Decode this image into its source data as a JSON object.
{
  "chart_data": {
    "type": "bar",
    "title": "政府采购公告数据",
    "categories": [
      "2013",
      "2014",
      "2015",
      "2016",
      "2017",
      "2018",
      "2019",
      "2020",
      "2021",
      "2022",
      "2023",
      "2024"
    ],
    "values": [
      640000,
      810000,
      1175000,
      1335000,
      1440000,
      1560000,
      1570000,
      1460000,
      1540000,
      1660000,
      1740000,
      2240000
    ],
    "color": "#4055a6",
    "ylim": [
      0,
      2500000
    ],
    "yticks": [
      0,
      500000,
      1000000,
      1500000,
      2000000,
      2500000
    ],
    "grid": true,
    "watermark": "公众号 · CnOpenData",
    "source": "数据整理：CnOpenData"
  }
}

_What you should do_: Write the material out exactly, with nothing left out.

_Final result_:
Decode this image into its source data as a JSON object.
{
  "chart_data": {
    "type": "bar",
    "title": "政府采购公告数据",
    "categories": [
      "2013",
      "2014",
      "2015",
      "2016",
      "2017",
      "2018",
      "2019",
      "2020",
      "2021",
      "2022",
      "2023",
      "2024"
    ],
    "values": [
      640000,
      810000,
      1175000,
      1335000,
      1440000,
      1560000,
      1570000,
      1460000,
      1540000,
      1660000,
      1740000,
      2240000
    ],
    "color": "#4055a6",
    "ylim": [
      0,
      2500000
    ],
    "yticks": [
      0,
      500000,
      1000000,
      1500000,
      2000000,
      2500000
    ],
    "grid": true,
    "watermark": "公众号 · CnOpenData",
    "source": "数据整理：CnOpenData"
  }
}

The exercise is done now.